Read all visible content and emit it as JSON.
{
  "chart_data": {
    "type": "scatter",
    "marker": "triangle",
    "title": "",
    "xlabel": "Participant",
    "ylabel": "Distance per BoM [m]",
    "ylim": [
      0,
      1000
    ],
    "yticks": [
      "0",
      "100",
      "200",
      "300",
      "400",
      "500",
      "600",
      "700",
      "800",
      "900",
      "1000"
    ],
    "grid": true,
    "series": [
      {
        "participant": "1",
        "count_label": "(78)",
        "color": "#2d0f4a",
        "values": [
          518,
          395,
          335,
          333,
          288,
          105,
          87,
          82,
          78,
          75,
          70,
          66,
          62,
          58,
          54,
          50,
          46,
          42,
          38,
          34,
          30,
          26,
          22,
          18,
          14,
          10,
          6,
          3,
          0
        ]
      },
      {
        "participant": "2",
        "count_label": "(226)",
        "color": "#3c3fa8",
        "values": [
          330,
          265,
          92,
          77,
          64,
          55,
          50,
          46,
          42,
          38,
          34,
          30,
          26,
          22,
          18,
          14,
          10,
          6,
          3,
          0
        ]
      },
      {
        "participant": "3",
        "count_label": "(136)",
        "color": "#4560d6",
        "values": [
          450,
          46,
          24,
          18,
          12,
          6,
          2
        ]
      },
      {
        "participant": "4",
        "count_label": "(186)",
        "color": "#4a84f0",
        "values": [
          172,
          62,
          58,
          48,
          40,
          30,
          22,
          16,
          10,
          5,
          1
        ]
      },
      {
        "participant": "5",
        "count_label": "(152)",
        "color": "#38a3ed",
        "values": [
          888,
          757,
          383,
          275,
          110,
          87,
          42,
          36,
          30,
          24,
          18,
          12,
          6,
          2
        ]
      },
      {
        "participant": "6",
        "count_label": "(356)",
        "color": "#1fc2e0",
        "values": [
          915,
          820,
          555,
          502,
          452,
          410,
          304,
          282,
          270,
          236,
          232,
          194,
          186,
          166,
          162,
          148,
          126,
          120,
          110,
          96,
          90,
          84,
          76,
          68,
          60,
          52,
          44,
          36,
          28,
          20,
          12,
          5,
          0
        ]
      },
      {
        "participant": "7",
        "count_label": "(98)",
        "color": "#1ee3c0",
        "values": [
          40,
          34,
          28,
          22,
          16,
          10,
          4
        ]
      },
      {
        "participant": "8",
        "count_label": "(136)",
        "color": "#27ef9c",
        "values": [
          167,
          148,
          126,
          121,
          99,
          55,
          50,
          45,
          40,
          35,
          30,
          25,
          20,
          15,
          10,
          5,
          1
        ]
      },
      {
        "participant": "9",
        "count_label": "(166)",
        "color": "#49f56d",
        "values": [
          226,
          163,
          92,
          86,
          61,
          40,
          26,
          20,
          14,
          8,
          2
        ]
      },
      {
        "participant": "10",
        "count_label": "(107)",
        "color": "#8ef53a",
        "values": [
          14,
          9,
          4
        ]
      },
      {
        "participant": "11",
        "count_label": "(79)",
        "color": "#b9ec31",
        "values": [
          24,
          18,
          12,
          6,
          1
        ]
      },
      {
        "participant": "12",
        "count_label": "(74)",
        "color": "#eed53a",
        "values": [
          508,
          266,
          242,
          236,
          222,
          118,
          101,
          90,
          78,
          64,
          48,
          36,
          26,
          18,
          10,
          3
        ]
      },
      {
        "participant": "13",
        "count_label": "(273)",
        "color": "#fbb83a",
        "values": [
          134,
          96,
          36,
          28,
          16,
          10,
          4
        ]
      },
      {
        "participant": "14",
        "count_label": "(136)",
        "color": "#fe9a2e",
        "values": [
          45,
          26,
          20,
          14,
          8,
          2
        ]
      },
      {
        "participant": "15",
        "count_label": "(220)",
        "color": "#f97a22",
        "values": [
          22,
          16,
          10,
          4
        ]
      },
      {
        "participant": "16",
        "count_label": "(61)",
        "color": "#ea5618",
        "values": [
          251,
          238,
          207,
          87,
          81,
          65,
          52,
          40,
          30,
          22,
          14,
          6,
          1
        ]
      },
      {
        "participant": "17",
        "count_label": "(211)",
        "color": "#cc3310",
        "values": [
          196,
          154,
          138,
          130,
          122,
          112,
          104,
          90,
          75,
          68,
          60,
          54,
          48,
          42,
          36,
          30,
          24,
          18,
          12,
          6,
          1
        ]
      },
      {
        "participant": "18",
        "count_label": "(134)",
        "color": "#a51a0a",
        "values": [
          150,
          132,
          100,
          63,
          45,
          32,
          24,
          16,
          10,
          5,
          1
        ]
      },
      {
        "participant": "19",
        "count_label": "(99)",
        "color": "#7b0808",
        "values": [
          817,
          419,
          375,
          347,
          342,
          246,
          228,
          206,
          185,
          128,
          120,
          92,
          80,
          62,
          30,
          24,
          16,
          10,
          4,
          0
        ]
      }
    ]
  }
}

########################################

- **Goal of the exercise**
Output all of the material, please, exactly as it stands.

- **Solved exercise**
Read all visible content and emit it as JSON.
{
  "chart_data": {
    "type": "scatter",
    "marker": "triangle",
    "title": "",
    "xlabel": "Participant",
    "ylabel": "Distance per BoM [m]",
    "ylim": [
      0,
      1000
    ],
    "yticks": [
      "0",
      "100",
      "200",
      "300",
      "400",
      "500",
      "600",
      "700",
      "800",
      "900",
      "1000"
    ],
    "grid": true,
    "series": [
      {
        "participant": "1",
        "count_label": "(78)",
        "color": "#2d0f4a",
        "values": [
          518,
          395,
          335,
          333,
          288,
          105,
          87,
          82,
          78,
          75,
          70,
          66,
          62,
          58,
          54,
          50,
          46,
          42,
          38,
          34,
          30,
          26,
          22,
          18,
          14,
          10,
          6,
          3,
          0
        ]
      },
      {
        "participant": "2",
        "count_label": "(226)",
        "color": "#3c3fa8",
        "values": [
          330,
          265,
          92,
          77,
          64,
          55,
          50,
          46,
          42,
          38,
          34,
          30,
          26,
          22,
          18,
          14,
          10,
          6,
          3,
          0
        ]
      },
      {
        "participant": "3",
        "count_label": "(136)",
        "color": "#4560d6",
        "values": [
          450,
          46,
          24,
          18,
          12,
          6,
          2
        ]
      },
      {
        "participant": "4",
        "count_label": "(186)",
        "color": "#4a84f0",
        "values": [
          172,
          62,
          58,
          48,
          40,
          30,
          22,
          16,
          10,
          5,
          1
        ]
      },
      {
        "participant": "5",
        "count_label": "(152)",
        "color": "#38a3ed",
        "values": [
          888,
          757,
          383,
          275,
          110,
          87,
          42,
          36,
          30,
          24,
          18,
          12,
          6,
          2
        ]
      },
      {
        "participant": "6",
        "count_label": "(356)",
        "color": "#1fc2e0",
        "values": [
          915,
          820,
          555,
          502,
          452,
          410,
          304,
          282,
          270,
          236,
          232,
          194,
          186,
          166,
          162,
          148,
          126,
          120,
          110,
          96,
          90,
          84,
          76,
          68,
          60,
          52,
          44,
          36,
          28,
          20,
          12,
          5,
          0
        ]
      },
      {
        "participant": "7",
        "count_label": "(98)",
        "color": "#1ee3c0",
        "values": [
          40,
          34,
          28,
          22,
          16,
          10,
          4
        ]
      },
      {
        "participant": "8",
        "count_label": "(136)",
        "color": "#27ef9c",
        "values": [
          167,
          148,
          126,
          121,
          99,
          55,
          50,
          45,
          40,
          35,
          30,
          25,
          20,
          15,
          10,
          5,
          1
        ]
      },
      {
        "participant": "9",
        "count_label": "(166)",
        "color": "#49f56d",
        "values": [
          226,
          163,
          92,
          86,
          61,
          40,
          26,
          20,
          14,
          8,
          2
        ]
      },
      {
        "participant": "10",
        "count_label": "(107)",
        "color": "#8ef53a",
        "values": [
          14,
          9,
          4
        ]
      },
      {
        "participant": "11",
        "count_label": "(79)",
        "color": "#b9ec31",
        "values": [
          24,
          18,
          12,
          6,
          1
        ]
      },
      {
        "participant": "12",
        "count_label": "(74)",
        "color": "#eed53a",
        "values": [
          508,
          266,
          242,
          236,
          222,
          118,
          101,
          90,
          78,
          64,
          48,
          36,
          26,
          18,
          10,
          3
        ]
      },
      {
        "participant": "13",
        "count_label": "(273)",
        "color": "#fbb83a",
        "values": [
          134,
          96,
          36,
          28,
          16,
          10,
          4
        ]
      },
      {
        "participant": "14",
        "count_label": "(136)",
        "color": "#fe9a2e",
        "values": [
          45,
          26,
          20,
          14,
          8,
          2
        ]
      },
      {
        "participant": "15",
        "count_label": "(220)",
        "color": "#f97a22",
        "values": [
          22,
          16,
          10,
          4
        ]
      },
      {
        "participant": "16",
        "count_label": "(61)",
        "color": "#ea5618",
        "values": [
          251,
          238,
          207,
          87,
          81,
          65,
          52,
          40,
          30,
          22,
          14,
          6,
          1
        ]
      },
      {
        "participant": "17",
        "count_label": "(211)",
        "color": "#cc3310",
        "values": [
          196,
          154,
          138,
          130,
          122,
          112,
          104,
          90,
          75,
          68,
          60,
          54,
          48,
          42,
          36,
          30,
          24,
          18,
          12,
          6,
          1
        ]
      },
      {
        "participant": "18",
        "count_label": "(134)",
        "color": "#a51a0a",
        "values": [
          150,
          132,
          100,
          63,
          45,
          32,
          24,
          16,
          10,
          5,
          1
        ]
      },
      {
        "participant": "19",
        "count_label": "(99)",
        "color": "#7b0808",
        "values": [
          817,
          419,
          375,
          347,
          342,
          246,
          228,
          206,
          185,
          128,
          120,
          92,
          80,
          62,
          30,
          24,
          16,
          10,
          4,
          0
        ]
      }
    ]
  }
}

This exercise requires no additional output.